#### Task directions:
Pictures within the data are to be left out; everything else must be reproduced exactly.
##### The records
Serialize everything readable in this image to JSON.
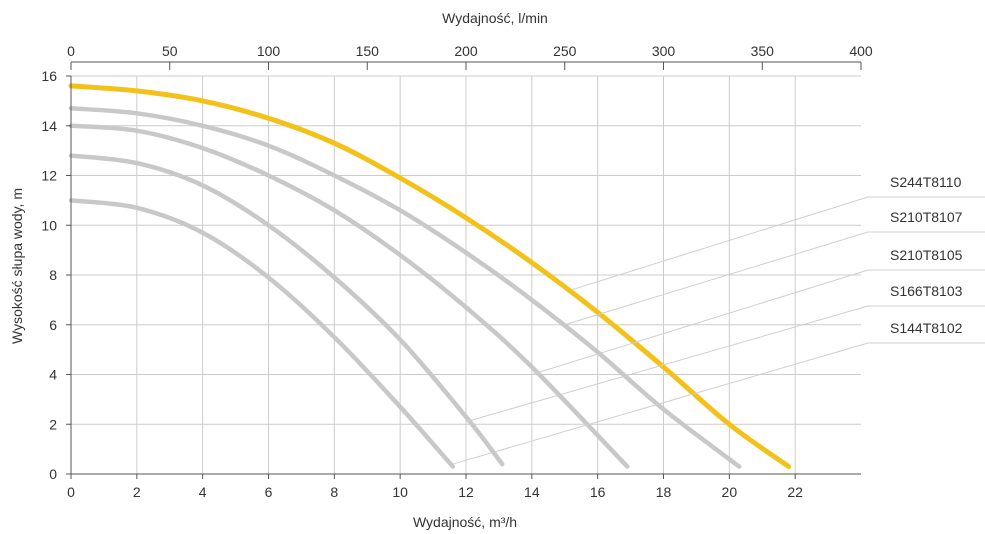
{
  "chart_data": {
    "type": "line",
    "xlabel": "Wydajność, m³/h",
    "ylabel": "Wysokość słupa wody, m",
    "x2label": "Wydajność, l/min",
    "xlim": [
      0,
      24
    ],
    "ylim": [
      0,
      16
    ],
    "x2lim": [
      0,
      400
    ],
    "x_ticks": [
      "0",
      "2",
      "4",
      "6",
      "8",
      "10",
      "12",
      "14",
      "16",
      "18",
      "20",
      "22"
    ],
    "y_ticks": [
      "0",
      "2",
      "4",
      "6",
      "8",
      "10",
      "12",
      "14",
      "16"
    ],
    "x2_ticks": [
      "0",
      "50",
      "100",
      "150",
      "200",
      "250",
      "300",
      "350",
      "400"
    ],
    "x2_tick_values": [
      0,
      50,
      100,
      150,
      200,
      250,
      300,
      350,
      400
    ],
    "grid": true,
    "colors": {
      "highlight": "#f2c21b",
      "series": "#c8c8c8",
      "grid": "#cccccc",
      "axis": "#555555",
      "leader": "#cfcfcf"
    },
    "series": [
      {
        "name": "S244T8110",
        "highlight": true,
        "x": [
          0,
          2,
          4,
          6,
          8,
          10,
          12,
          14,
          16,
          18,
          20,
          21.8
        ],
        "y": [
          15.6,
          15.4,
          15.0,
          14.3,
          13.3,
          11.9,
          10.3,
          8.5,
          6.5,
          4.3,
          2.0,
          0.3
        ]
      },
      {
        "name": "S210T8107",
        "highlight": false,
        "x": [
          0,
          2,
          4,
          6,
          8,
          10,
          12,
          14,
          16,
          18,
          20.3
        ],
        "y": [
          14.7,
          14.5,
          14.0,
          13.2,
          12.0,
          10.6,
          8.9,
          7.0,
          4.9,
          2.6,
          0.3
        ]
      },
      {
        "name": "S210T8105",
        "highlight": false,
        "x": [
          0,
          2,
          4,
          6,
          8,
          10,
          12,
          14,
          16.9
        ],
        "y": [
          14.0,
          13.8,
          13.1,
          12.0,
          10.6,
          8.8,
          6.7,
          4.3,
          0.3
        ]
      },
      {
        "name": "S166T8103",
        "highlight": false,
        "x": [
          0,
          2,
          4,
          6,
          8,
          10,
          12,
          13.1
        ],
        "y": [
          12.8,
          12.5,
          11.6,
          10.0,
          7.9,
          5.4,
          2.3,
          0.4
        ]
      },
      {
        "name": "S144T8102",
        "highlight": false,
        "x": [
          0,
          2,
          4,
          6,
          8,
          10,
          11.6
        ],
        "y": [
          11.0,
          10.7,
          9.7,
          7.9,
          5.5,
          2.7,
          0.3
        ]
      }
    ],
    "legend_leader_anchors": [
      {
        "name": "S244T8110",
        "x": 15.2,
        "y": 7.4
      },
      {
        "name": "S210T8107",
        "x": 15.0,
        "y": 6.0
      },
      {
        "name": "S210T8105",
        "x": 14.0,
        "y": 4.0
      },
      {
        "name": "S166T8103",
        "x": 12.0,
        "y": 2.1
      },
      {
        "name": "S144T8102",
        "x": 11.6,
        "y": 0.4
      }
    ]
  }
}
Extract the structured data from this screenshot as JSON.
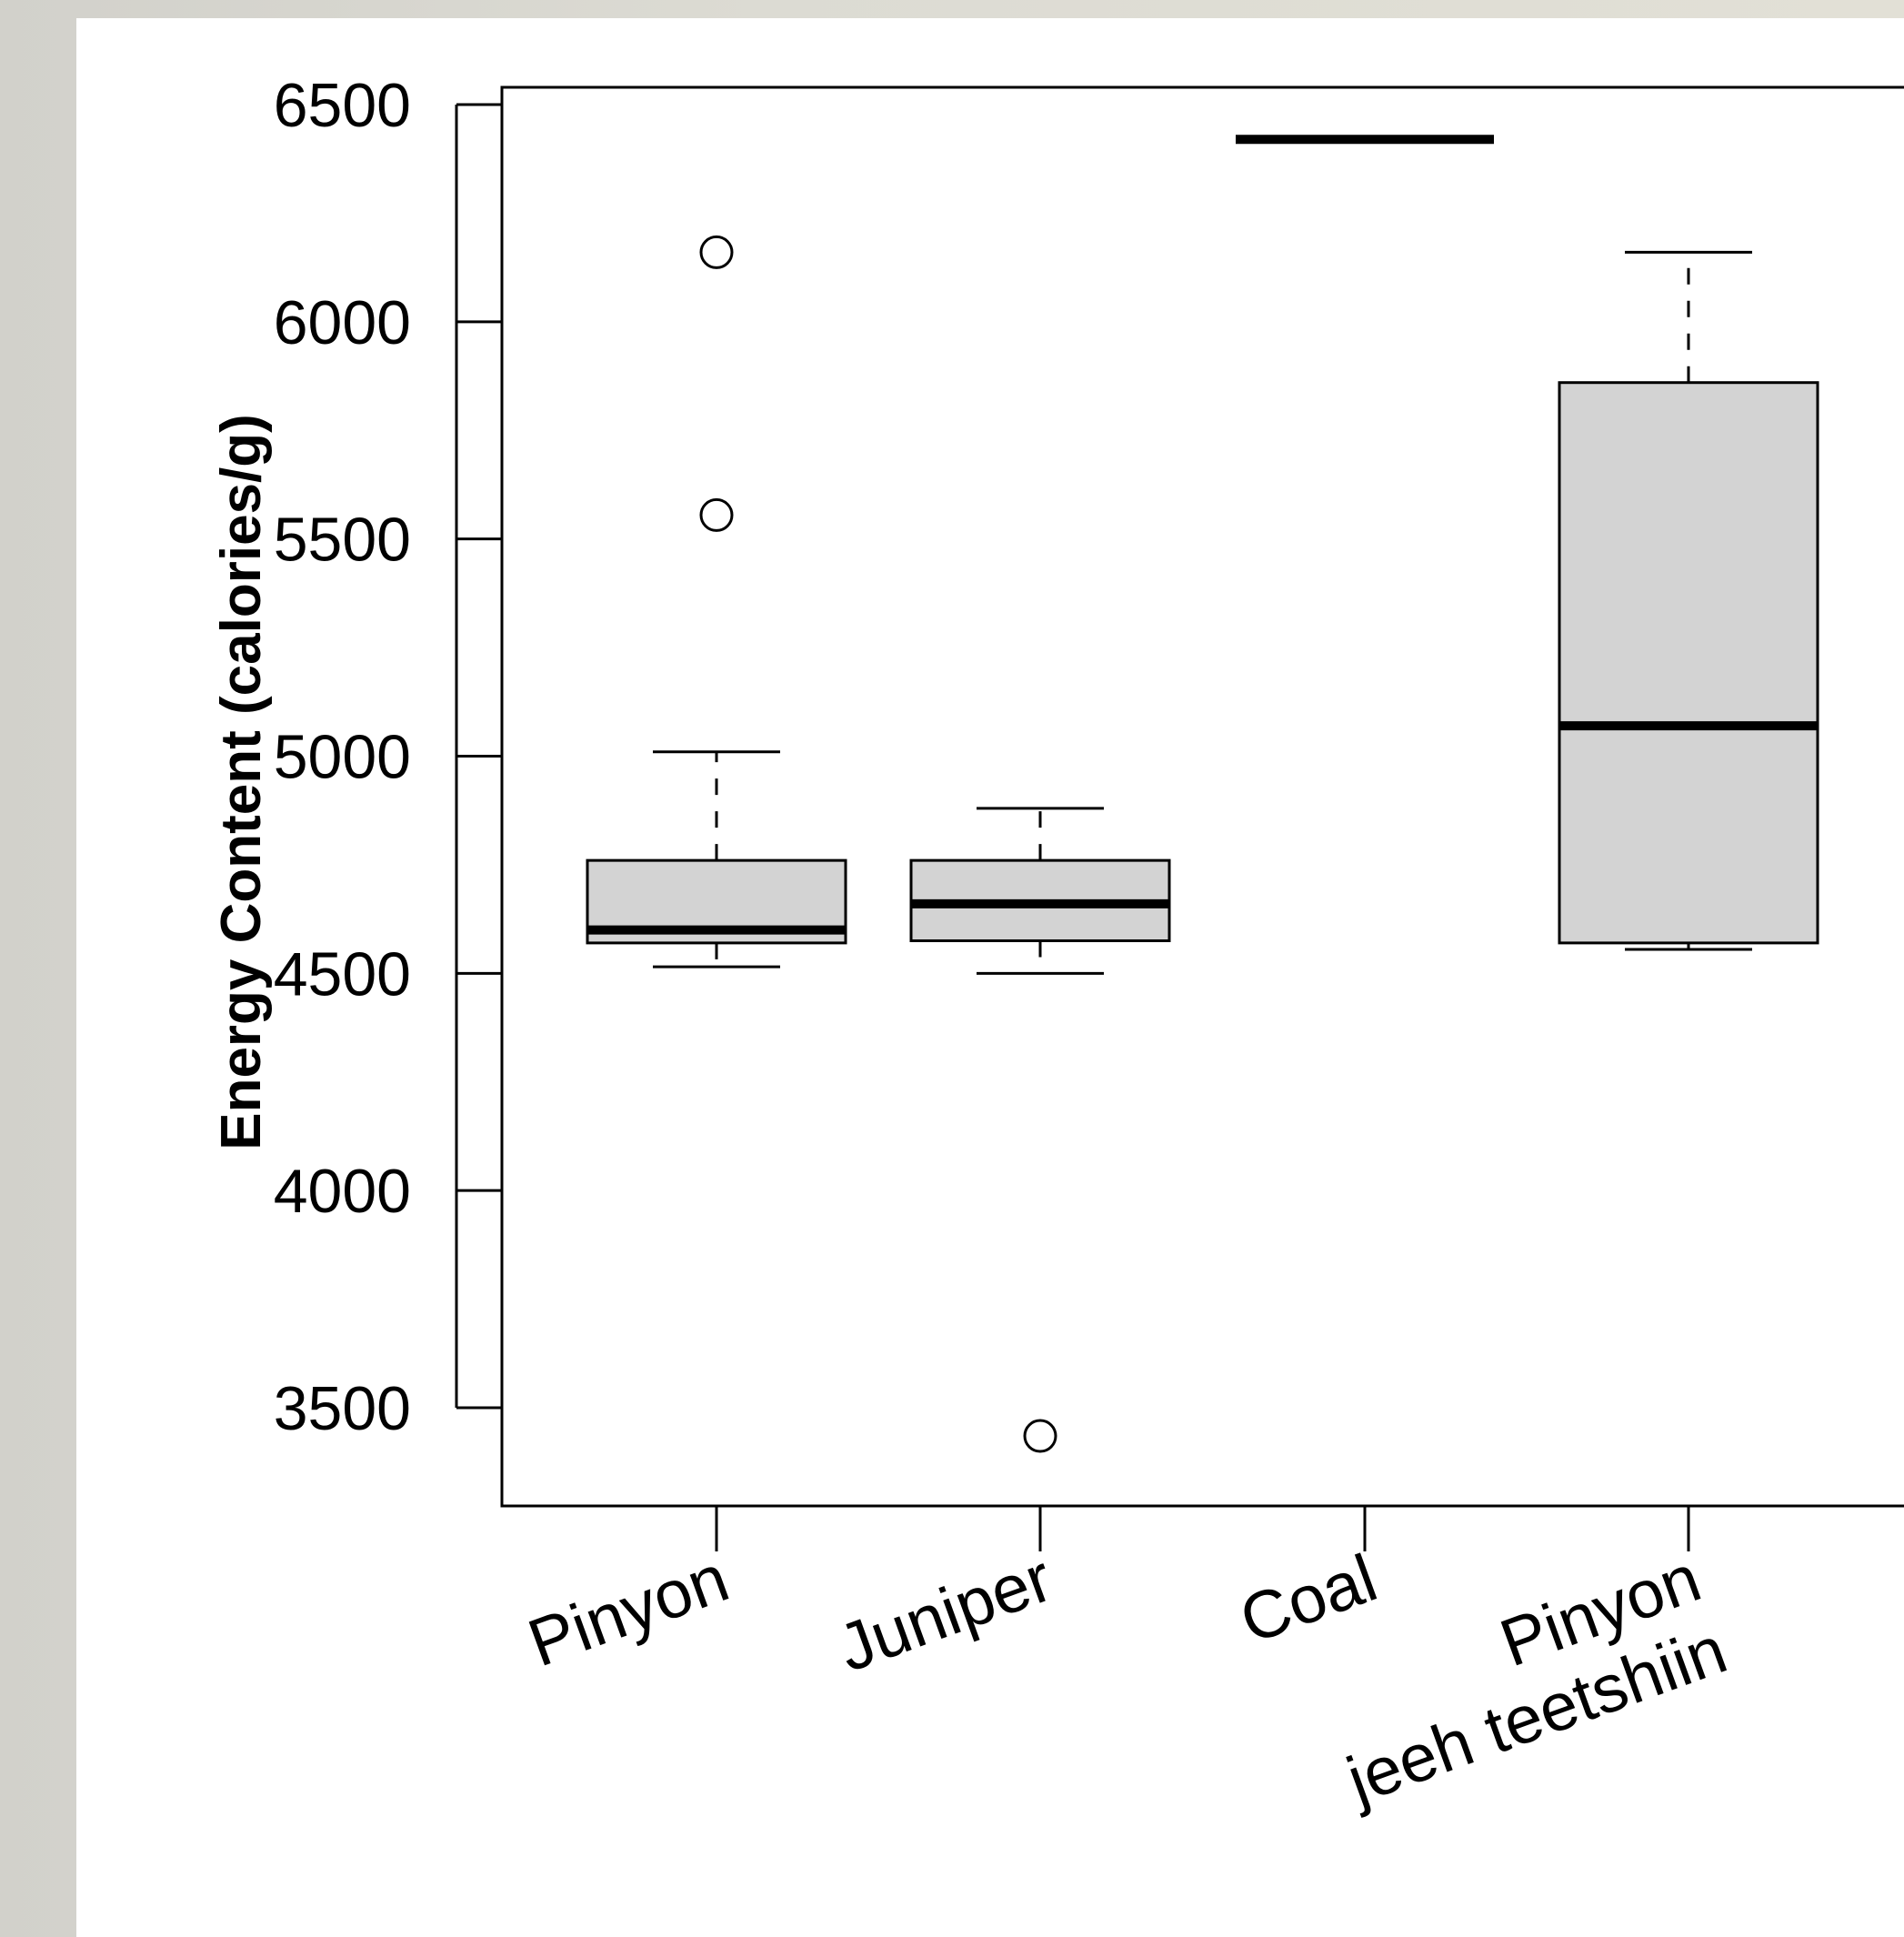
{
  "chart_data": {
    "type": "box",
    "title": "",
    "xlabel": "",
    "ylabel": "Energy Content (calories/g)",
    "ylim": [
      3320,
      6540
    ],
    "yticks": [
      3500,
      4000,
      4500,
      5000,
      5500,
      6000,
      6500
    ],
    "grid": false,
    "legend": "none",
    "box_fill": "#d3d3d3",
    "line_color": "#000000",
    "categories": [
      [
        "Pinyon"
      ],
      [
        "Juniper"
      ],
      [
        "Coal"
      ],
      [
        "Pinyon",
        "jeeh teetshiin"
      ]
    ],
    "series": [
      {
        "category": "Pinyon",
        "whisker_low": 4515,
        "q1": 4570,
        "median": 4600,
        "q3": 4760,
        "whisker_high": 5010,
        "outliers": [
          5555,
          6160
        ]
      },
      {
        "category": "Juniper",
        "whisker_low": 4500,
        "q1": 4575,
        "median": 4660,
        "q3": 4760,
        "whisker_high": 4880,
        "outliers": [
          3435
        ]
      },
      {
        "category": "Coal",
        "whisker_low": 6420,
        "q1": 6420,
        "median": 6420,
        "q3": 6420,
        "whisker_high": 6420,
        "outliers": []
      },
      {
        "category": "Pinyon jeeh teetshiin",
        "whisker_low": 4555,
        "q1": 4570,
        "median": 5070,
        "q3": 5860,
        "whisker_high": 6160,
        "outliers": []
      }
    ]
  }
}
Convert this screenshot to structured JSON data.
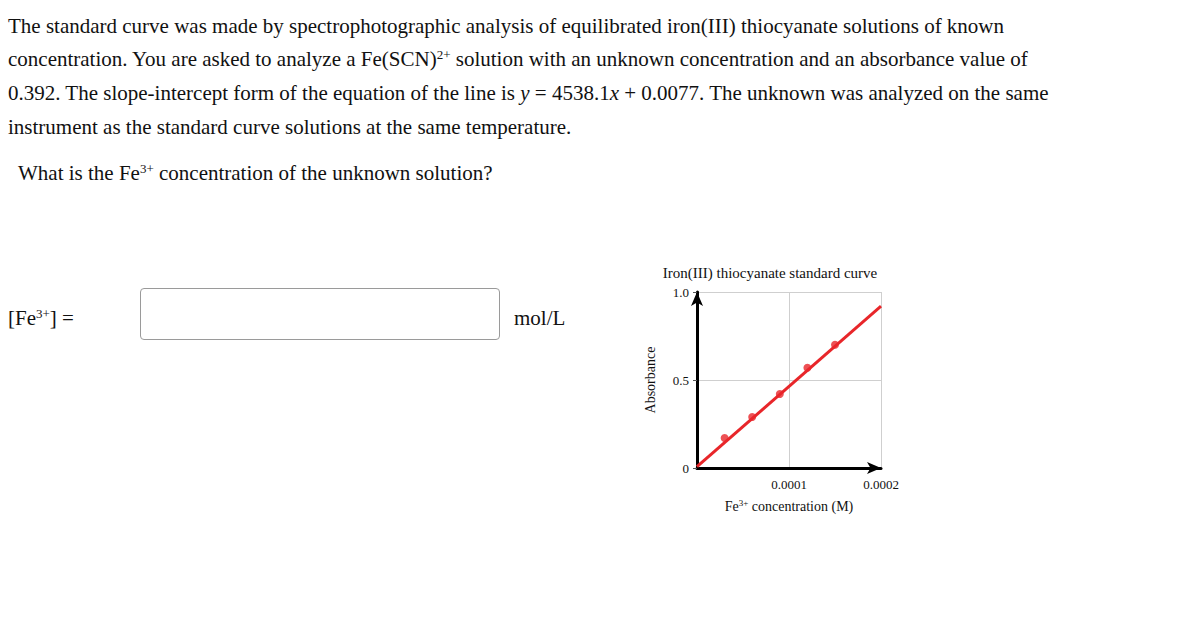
{
  "question": {
    "lines": [
      [
        {
          "text": "The standard curve was made by spectrophotographic analysis of equilibrated iron(III) thiocyanate solutions of known"
        }
      ],
      [
        {
          "text": "concentration. You are asked to analyze a Fe(SCN)"
        },
        {
          "sup": "2+"
        },
        {
          "text": " solution with an unknown concentration and an absorbance value of"
        }
      ],
      [
        {
          "text": "0.392. The slope-intercept form of the equation of the line is "
        },
        {
          "italic": "y"
        },
        {
          "text": " = 4538.1"
        },
        {
          "italic": "x"
        },
        {
          "text": " + 0.0077. The unknown was analyzed on the same"
        }
      ],
      [
        {
          "text": "instrument as the standard curve solutions at the same temperature."
        }
      ]
    ],
    "prompt": [
      {
        "text": "What is the Fe"
      },
      {
        "sup": "3+"
      },
      {
        "text": " concentration of the unknown solution?"
      }
    ]
  },
  "answer": {
    "label": [
      {
        "text": "[Fe"
      },
      {
        "sup": "3+"
      },
      {
        "text": "] ="
      }
    ],
    "unit": "mol/L"
  },
  "chart_data": {
    "type": "scatter",
    "title": "Iron(III) thiocyanate standard curve",
    "x_label": [
      {
        "text": "Fe"
      },
      {
        "sup": "3+"
      },
      {
        "text": " concentration (M)"
      }
    ],
    "y_label": "Absorbance",
    "xlim": [
      0,
      0.0002
    ],
    "xticks": [
      0.0001,
      0.0002
    ],
    "ylim": [
      0,
      1
    ],
    "yticks": [
      0,
      0.5,
      {
        "value": 1,
        "label": "1.0"
      }
    ],
    "grid": true,
    "series": [
      {
        "type": "scatter",
        "color": "#e8262a",
        "x": [
          3e-05,
          6e-05,
          9e-05,
          0.00012,
          0.00015
        ],
        "values": [
          0.17,
          0.29,
          0.42,
          0.57,
          0.7
        ]
      },
      {
        "type": "line",
        "color": "#e8262a",
        "x": [
          0,
          0.0002
        ],
        "values": [
          0.0077,
          0.92
        ]
      }
    ]
  }
}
##########
#### Written solution:
Serialize everything readable in this image to JSON.
{
  "chart_data": {
    "type": "line",
    "xlabel": "Wydajność, m³/h",
    "ylabel": "Wysokość słupa wody, m",
    "x2label": "Wydajność, l/min",
    "xlim": [
      0,
      24
    ],
    "ylim": [
      0,
      16
    ],
    "x2lim": [
      0,
      400
    ],
    "x_ticks": [
      "0",
      "2",
      "4",
      "6",
      "8",
      "10",
      "12",
      "14",
      "16",
      "18",
      "20",
      "22"
    ],
    "y_ticks": [
      "0",
      "2",
      "4",
      "6",
      "8",
      "10",
      "12",
      "14",
      "16"
    ],
    "x2_ticks": [
      "0",
      "50",
      "100",
      "150",
      "200",
      "250",
      "300",
      "350",
      "400"
    ],
    "x2_tick_values": [
      0,
      50,
      100,
      150,
      200,
      250,
      300,
      350,
      400
    ],
    "grid": true,
    "colors": {
      "highlight": "#f2c21b",
      "series": "#c8c8c8",
      "grid": "#cccccc",
      "axis": "#555555",
      "leader": "#cfcfcf"
    },
    "series": [
      {
        "name": "S244T8110",
        "highlight": true,
        "x": [
          0,
          2,
          4,
          6,
          8,
          10,
          12,
          14,
          16,
          18,
          20,
          21.8
        ],
        "y": [
          15.6,
          15.4,
          15.0,
          14.3,
          13.3,
          11.9,
          10.3,
          8.5,
          6.5,
          4.3,
          2.0,
          0.3
        ]
      },
      {
        "name": "S210T8107",
        "highlight": false,
        "x": [
          0,
          2,
          4,
          6,
          8,
          10,
          12,
          14,
          16,
          18,
          20.3
        ],
        "y": [
          14.7,
          14.5,
          14.0,
          13.2,
          12.0,
          10.6,
          8.9,
          7.0,
          4.9,
          2.6,
          0.3
        ]
      },
      {
        "name": "S210T8105",
        "highlight": false,
        "x": [
          0,
          2,
          4,
          6,
          8,
          10,
          12,
          14,
          16.9
        ],
        "y": [
          14.0,
          13.8,
          13.1,
          12.0,
          10.6,
          8.8,
          6.7,
          4.3,
          0.3
        ]
      },
      {
        "name": "S166T8103",
        "highlight": false,
        "x": [
          0,
          2,
          4,
          6,
          8,
          10,
          12,
          13.1
        ],
        "y": [
          12.8,
          12.5,
          11.6,
          10.0,
          7.9,
          5.4,
          2.3,
          0.4
        ]
      },
      {
        "name": "S144T8102",
        "highlight": false,
        "x": [
          0,
          2,
          4,
          6,
          8,
          10,
          11.6
        ],
        "y": [
          11.0,
          10.7,
          9.7,
          7.9,
          5.5,
          2.7,
          0.3
        ]
      }
    ],
    "legend_leader_anchors": [
      {
        "name": "S244T8110",
        "x": 15.2,
        "y": 7.4
      },
      {
        "name": "S210T8107",
        "x": 15.0,
        "y": 6.0
      },
      {
        "name": "S210T8105",
        "x": 14.0,
        "y": 4.0
      },
      {
        "name": "S166T8103",
        "x": 12.0,
        "y": 2.1
      },
      {
        "name": "S144T8102",
        "x": 11.6,
        "y": 0.4
      }
    ]
  }
}
Extract the structured data from this screenshot as JSON.
{
  "chart_data": {
    "type": "box",
    "title": "",
    "xlabel": "",
    "ylabel": "Energy Content (calories/g)",
    "ylim": [
      3320,
      6540
    ],
    "yticks": [
      3500,
      4000,
      4500,
      5000,
      5500,
      6000,
      6500
    ],
    "grid": false,
    "legend": "none",
    "box_fill": "#d3d3d3",
    "line_color": "#000000",
    "categories": [
      [
        "Pinyon"
      ],
      [
        "Juniper"
      ],
      [
        "Coal"
      ],
      [
        "Pinyon",
        "jeeh teetshiin"
      ]
    ],
    "series": [
      {
        "category": "Pinyon",
        "whisker_low": 4515,
        "q1": 4570,
        "median": 4600,
        "q3": 4760,
        "whisker_high": 5010,
        "outliers": [
          5555,
          6160
        ]
      },
      {
        "category": "Juniper",
        "whisker_low": 4500,
        "q1": 4575,
        "median": 4660,
        "q3": 4760,
        "whisker_high": 4880,
        "outliers": [
          3435
        ]
      },
      {
        "category": "Coal",
        "whisker_low": 6420,
        "q1": 6420,
        "median": 6420,
        "q3": 6420,
        "whisker_high": 6420,
        "outliers": []
      },
      {
        "category": "Pinyon jeeh teetshiin",
        "whisker_low": 4555,
        "q1": 4570,
        "median": 5070,
        "q3": 5860,
        "whisker_high": 6160,
        "outliers": []
      }
    ]
  }
}
Convert this screenshot to structured JSON data.
{
  "question": {
    "lines": [
      [
        {
          "text": "The standard curve was made by spectrophotographic analysis of equilibrated iron(III) thiocyanate solutions of known"
        }
      ],
      [
        {
          "text": "concentration. You are asked to analyze a Fe(SCN)"
        },
        {
          "sup": "2+"
        },
        {
          "text": " solution with an unknown concentration and an absorbance value of"
        }
      ],
      [
        {
          "text": "0.392. The slope-intercept form of the equation of the line is "
        },
        {
          "italic": "y"
        },
        {
          "text": " = 4538.1"
        },
        {
          "italic": "x"
        },
        {
          "text": " + 0.0077. The unknown was analyzed on the same"
        }
      ],
      [
        {
          "text": "instrument as the standard curve solutions at the same temperature."
        }
      ]
    ],
    "prompt": [
      {
        "text": "What is the Fe"
      },
      {
        "sup": "3+"
      },
      {
        "text": " concentration of the unknown solution?"
      }
    ]
  },
  "answer": {
    "label": [
      {
        "text": "[Fe"
      },
      {
        "sup": "3+"
      },
      {
        "text": "] ="
      }
    ],
    "unit": "mol/L"
  },
  "chart_data": {
    "type": "scatter",
    "title": "Iron(III) thiocyanate standard curve",
    "x_label": [
      {
        "text": "Fe"
      },
      {
        "sup": "3+"
      },
      {
        "text": " concentration (M)"
      }
    ],
    "y_label": "Absorbance",
    "xlim": [
      0,
      0.0002
    ],
    "xticks": [
      0.0001,
      0.0002
    ],
    "ylim": [
      0,
      1
    ],
    "yticks": [
      0,
      0.5,
      {
        "value": 1,
        "label": "1.0"
      }
    ],
    "grid": true,
    "series": [
      {
        "type": "scatter",
        "color": "#e8262a",
        "x": [
          3e-05,
          6e-05,
          9e-05,
          0.00012,
          0.00015
        ],
        "values": [
          0.17,
          0.29,
          0.42,
          0.57,
          0.7
        ]
      },
      {
        "type": "line",
        "color": "#e8262a",
        "x": [
          0,
          0.0002
        ],
        "values": [
          0.0077,
          0.92
        ]
      }
    ]
  }
}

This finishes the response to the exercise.